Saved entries
|---|

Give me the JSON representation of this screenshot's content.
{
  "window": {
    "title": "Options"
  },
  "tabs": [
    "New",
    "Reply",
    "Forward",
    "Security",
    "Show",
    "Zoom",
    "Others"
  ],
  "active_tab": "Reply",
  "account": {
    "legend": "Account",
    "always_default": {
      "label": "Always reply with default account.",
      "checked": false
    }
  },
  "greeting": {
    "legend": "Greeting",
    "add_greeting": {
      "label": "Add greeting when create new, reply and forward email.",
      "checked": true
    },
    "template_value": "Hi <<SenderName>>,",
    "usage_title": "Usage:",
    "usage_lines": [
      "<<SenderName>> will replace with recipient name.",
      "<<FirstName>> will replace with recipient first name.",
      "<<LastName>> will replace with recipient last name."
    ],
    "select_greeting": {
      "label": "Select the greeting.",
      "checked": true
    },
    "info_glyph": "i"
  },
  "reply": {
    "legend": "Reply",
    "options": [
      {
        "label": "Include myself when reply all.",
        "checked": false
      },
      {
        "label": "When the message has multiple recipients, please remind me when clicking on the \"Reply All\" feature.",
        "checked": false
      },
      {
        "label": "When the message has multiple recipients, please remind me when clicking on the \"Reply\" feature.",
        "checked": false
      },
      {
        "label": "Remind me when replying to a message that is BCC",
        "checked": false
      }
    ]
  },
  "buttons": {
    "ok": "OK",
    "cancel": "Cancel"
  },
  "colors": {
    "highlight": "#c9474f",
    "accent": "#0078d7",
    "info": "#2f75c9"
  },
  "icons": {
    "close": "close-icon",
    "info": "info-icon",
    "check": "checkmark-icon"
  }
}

|---|

#### What to do
Output all of the material exactly as written.

#### Expected answer
Give me the JSON representation of this screenshot's content.
{
  "window": {
    "title": "Options"
  },
  "tabs": [
    "New",
    "Reply",
    "Forward",
    "Security",
    "Show",
    "Zoom",
    "Others"
  ],
  "active_tab": "Reply",
  "account": {
    "legend": "Account",
    "always_default": {
      "label": "Always reply with default account.",
      "checked": false
    }
  },
  "greeting": {
    "legend": "Greeting",
    "add_greeting": {
      "label": "Add greeting when create new, reply and forward email.",
      "checked": true
    },
    "template_value": "Hi <<SenderName>>,",
    "usage_title": "Usage:",
    "usage_lines": [
      "<<SenderName>> will replace with recipient name.",
      "<<FirstName>> will replace with recipient first name.",
      "<<LastName>> will replace with recipient last name."
    ],
    "select_greeting": {
      "label": "Select the greeting.",
      "checked": true
    },
    "info_glyph": "i"
  },
  "reply": {
    "legend": "Reply",
    "options": [
      {
        "label": "Include myself when reply all.",
        "checked": false
      },
      {
        "label": "When the message has multiple recipients, please remind me when clicking on the \"Reply All\" feature.",
        "checked": false
      },
      {
        "label": "When the message has multiple recipients, please remind me when clicking on the \"Reply\" feature.",
        "checked": false
      },
      {
        "label": "Remind me when replying to a message that is BCC",
        "checked": false
      }
    ]
  },
  "buttons": {
    "ok": "OK",
    "cancel": "Cancel"
  },
  "colors": {
    "highlight": "#c9474f",
    "accent": "#0078d7",
    "info": "#2f75c9"
  },
  "icons": {
    "close": "close-icon",
    "info": "info-icon",
    "check": "checkmark-icon"
  }
}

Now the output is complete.